Identify the lines that contain the word "Isle" and copy each one.

++++++++

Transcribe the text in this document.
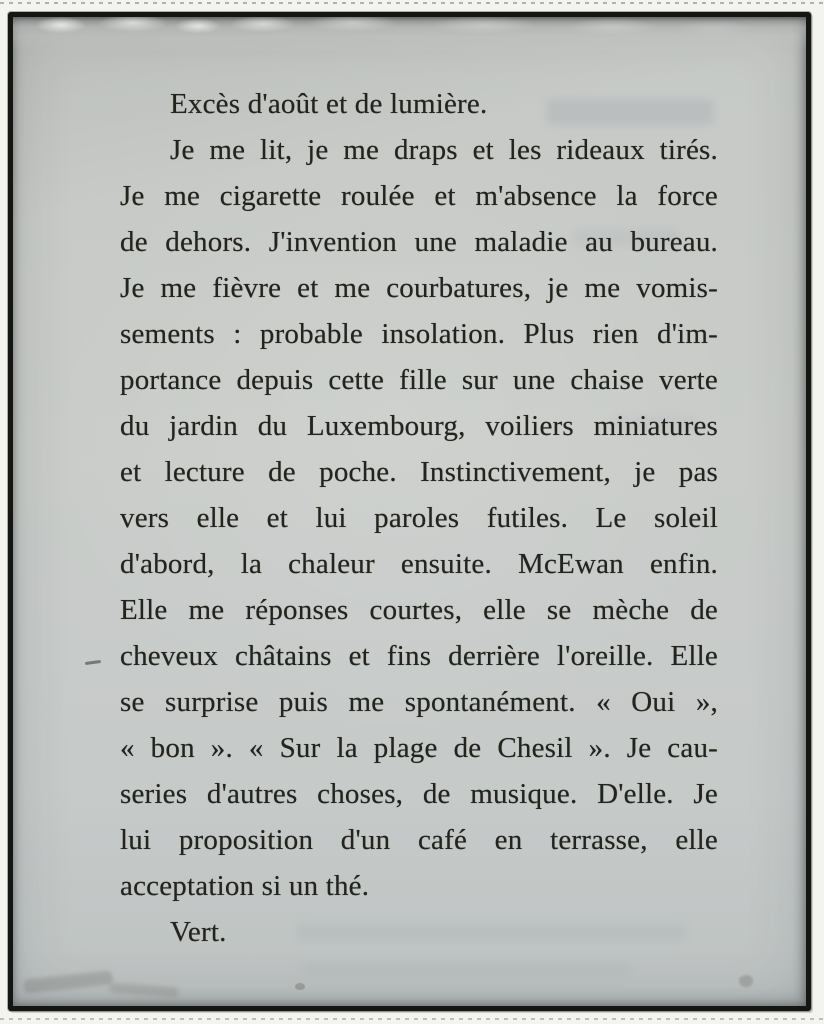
Excès d'août et de lumière.
Je me lit, je me draps et les rideaux tirés.
Je me cigarette roulée et m'absence la force
de dehors. J'invention une maladie au bureau.
Je me fièvre et me courbatures, je me vomis-
sements : probable insolation. Plus rien d'im-
portance depuis cette fille sur une chaise verte
du jardin du Luxembourg, voiliers miniatures
et lecture de poche. Instinctivement, je pas
vers elle et lui paroles futiles. Le soleil
d'abord, la chaleur ensuite. McEwan enfin.
Elle me réponses courtes, elle se mèche de
cheveux châtains et fins derrière l'oreille. Elle
se surprise puis me spontanément. « Oui »,
« bon ». « Sur la plage de Chesil ». Je cau-
series d'autres choses, de musique. D'elle. Je
lui proposition d'un café en terrasse, elle
acceptation si un thé.
Vert.
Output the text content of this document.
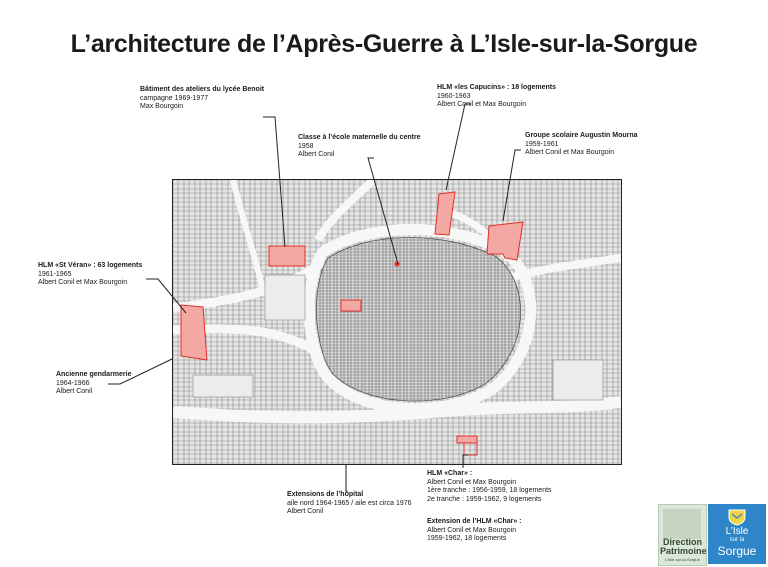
L’architecture de l’Après-Guerre à L’Isle-sur-la-Sorgue
Bâtiment des ateliers du lycée Benoit
campagne 1969-1977
Max Bourgoin
HLM «les Capucins» : 18 logements
1960-1963
Albert Conil et Max Bourgoin
Classe à l’école maternelle du centre
1958
Albert Conil
Groupe scolaire Augustin Mourna
1959-1961
Albert Conil et Max Bourgoin
HLM «St Véran» : 63 logements
1961-1965
Albert Conil et Max Bourgoin
Ancienne gendarmerie
1964-1966
Albert Conil
Extensions de l’hôpital
aile nord 1964-1965 / aile est circa 1976
Albert Conil
HLM «Char» :
Albert Conil et Max Bourgoin
1ère tranche : 1956-1959, 18 logements
2e tranche : 1959-1962, 9 logements
Extension de l’HLM «Char» :
Albert Conil et Max Bourgoin
1959-1962, 18 logements	Direction
Patrimoine
L’Isle-sur-la-Sorgue
L’Isle
sur la
Sorgue
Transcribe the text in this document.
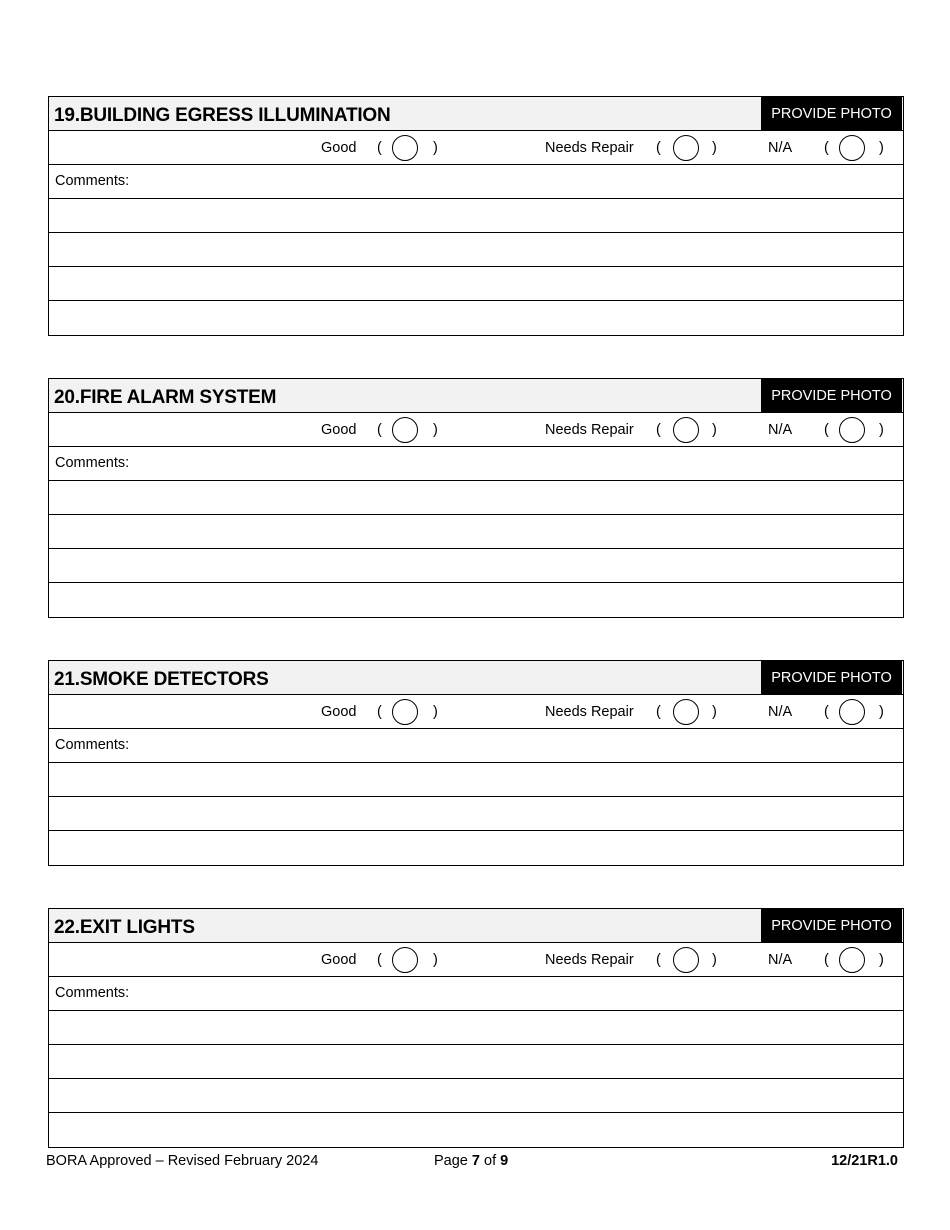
19.BUILDING EGRESS ILLUMINATION	PROVIDE PHOTO
Good (	)	Needs Repair (	)	N/A (	)
Comments:
20.FIRE ALARM SYSTEM	PROVIDE PHOTO
Good (	)	Needs Repair (	)	N/A (	)
Comments:
21.SMOKE DETECTORS	PROVIDE PHOTO
Good (	)	Needs Repair (	)	N/A (	)
Comments:
22.EXIT LIGHTS	PROVIDE PHOTO
Good (	)	Needs Repair (	)	N/A (	)
Comments:
BORA Approved – Revised February 2024	Page 7 of 9	12/21R1.0
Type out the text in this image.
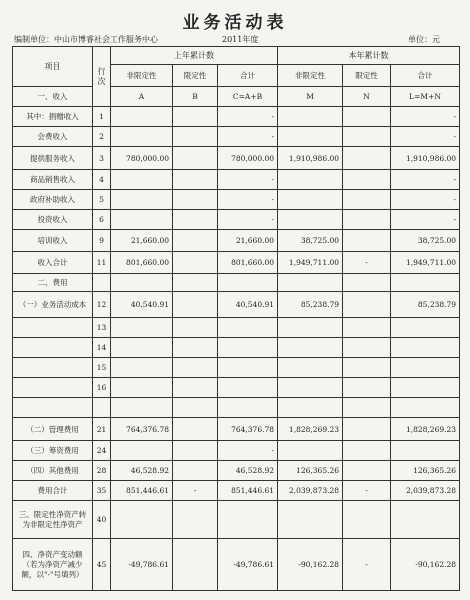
业务活动表
编制单位：中山市博睿社会工作服务中心	2011年度	单位：元
项目	行次	上年累计数			本年累计数		
		非限定性	限定性	合计	非限定性	限定性	合计
一、收入		A	B	C=A+B	M	N	L=M+N
其中：捐赠收入	1			-			-
会费收入	2			-			-
提供服务收入	3	780,000.00		780,000.00	1,910,986.00		1,910,986.00
商品销售收入	4			-			-
政府补助收入	5			-			-
投资收入	6			-			-
培训收入	9	21,660.00		21,660.00	38,725.00		38,725.00
收入合计	11	801,660.00		801,660.00	1,949,711.00	-	1,949,711.00
二、费用							
（一）业务活动成本	12	40,540.91		40,540.91	85,238.79		85,238.79
	13						
	14						
	15						
	16						

（二）管理费用	21	764,376.78		764,376.78	1,828,269.23		1,828,269.23
（三）筹资费用	24			-			
（四）其他费用	28	46,528.92		46,528.92	126,365.26		126,365.26
费用合计	35	851,446.61	-	851,446.61	2,039,873.28	-	2,039,873.28
三、限定性净资产转为非限定性净资产	40						
四、净资产变动额（若为净资产减少额，以"-"号填列）	45	-49,786.61		-49,786.61	-90,162.28	-	-90,162.28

++++++++

Answer to this exercise =>
L’architecture de l’Après-Guerre à L’Isle-sur-la-Sorgue
L’Isle-sur-la-Sorgue
L’Isle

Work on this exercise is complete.